# GOAL
Please transcribe the records precisely; pictures stay out of your copy.

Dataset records
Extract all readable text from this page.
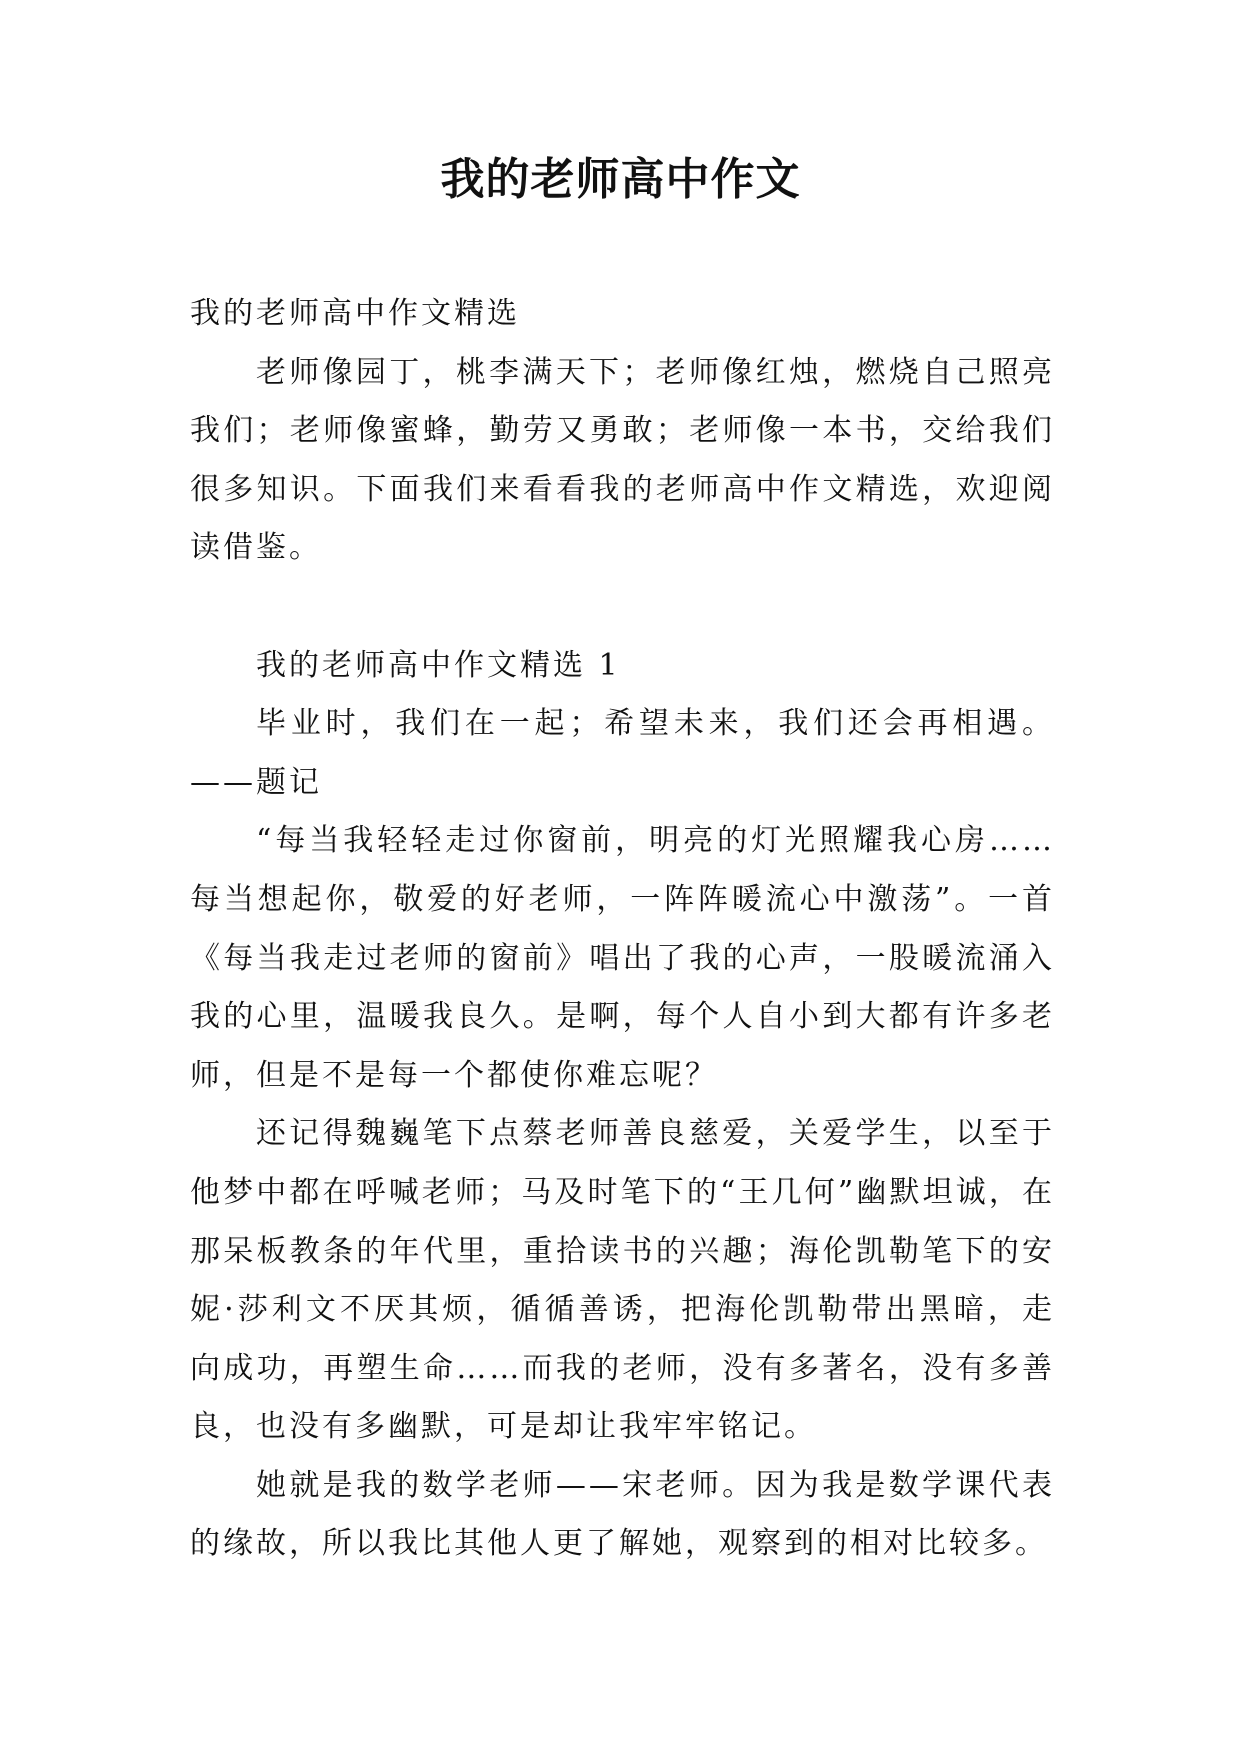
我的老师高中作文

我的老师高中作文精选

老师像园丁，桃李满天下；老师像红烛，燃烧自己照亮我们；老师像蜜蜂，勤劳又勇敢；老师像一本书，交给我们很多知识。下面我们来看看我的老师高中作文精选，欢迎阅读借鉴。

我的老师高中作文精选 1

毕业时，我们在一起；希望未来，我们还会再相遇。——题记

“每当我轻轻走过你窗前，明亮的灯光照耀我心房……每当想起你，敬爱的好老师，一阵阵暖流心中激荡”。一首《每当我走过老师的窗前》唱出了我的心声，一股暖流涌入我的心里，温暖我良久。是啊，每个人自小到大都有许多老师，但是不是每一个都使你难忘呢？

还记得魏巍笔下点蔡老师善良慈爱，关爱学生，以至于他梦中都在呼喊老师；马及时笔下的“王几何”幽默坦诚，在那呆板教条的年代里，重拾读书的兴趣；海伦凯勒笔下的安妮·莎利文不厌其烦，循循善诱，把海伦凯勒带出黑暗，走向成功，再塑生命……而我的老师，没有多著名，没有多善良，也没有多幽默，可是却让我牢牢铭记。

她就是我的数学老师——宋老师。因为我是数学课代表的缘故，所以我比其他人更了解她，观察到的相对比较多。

# TASK ANSWER
Extract all readable text from this page.
我的老师高中作文

我的老师高中作文精选

老师像园丁，桃李满天下；老师像红烛，燃烧自己照亮我们；老师像蜜蜂，勤劳又勇敢；老师像一本书，交给我们很多知识。下面我们来看看我的老师高中作文精选，欢迎阅读借鉴。

我的老师高中作文精选 1

毕业时，我们在一起；希望未来，我们还会再相遇。——题记

“每当我轻轻走过你窗前，明亮的灯光照耀我心房……每当想起你，敬爱的好老师，一阵阵暖流心中激荡”。一首《每当我走过老师的窗前》唱出了我的心声，一股暖流涌入我的心里，温暖我良久。是啊，每个人自小到大都有许多老师，但是不是每一个都使你难忘呢？

还记得魏巍笔下点蔡老师善良慈爱，关爱学生，以至于他梦中都在呼喊老师；马及时笔下的“王几何”幽默坦诚，在那呆板教条的年代里，重拾读书的兴趣；海伦凯勒笔下的安妮·莎利文不厌其烦，循循善诱，把海伦凯勒带出黑暗，走向成功，再塑生命……而我的老师，没有多著名，没有多善良，也没有多幽默，可是却让我牢牢铭记。

她就是我的数学老师——宋老师。因为我是数学课代表的缘故，所以我比其他人更了解她，观察到的相对比较多。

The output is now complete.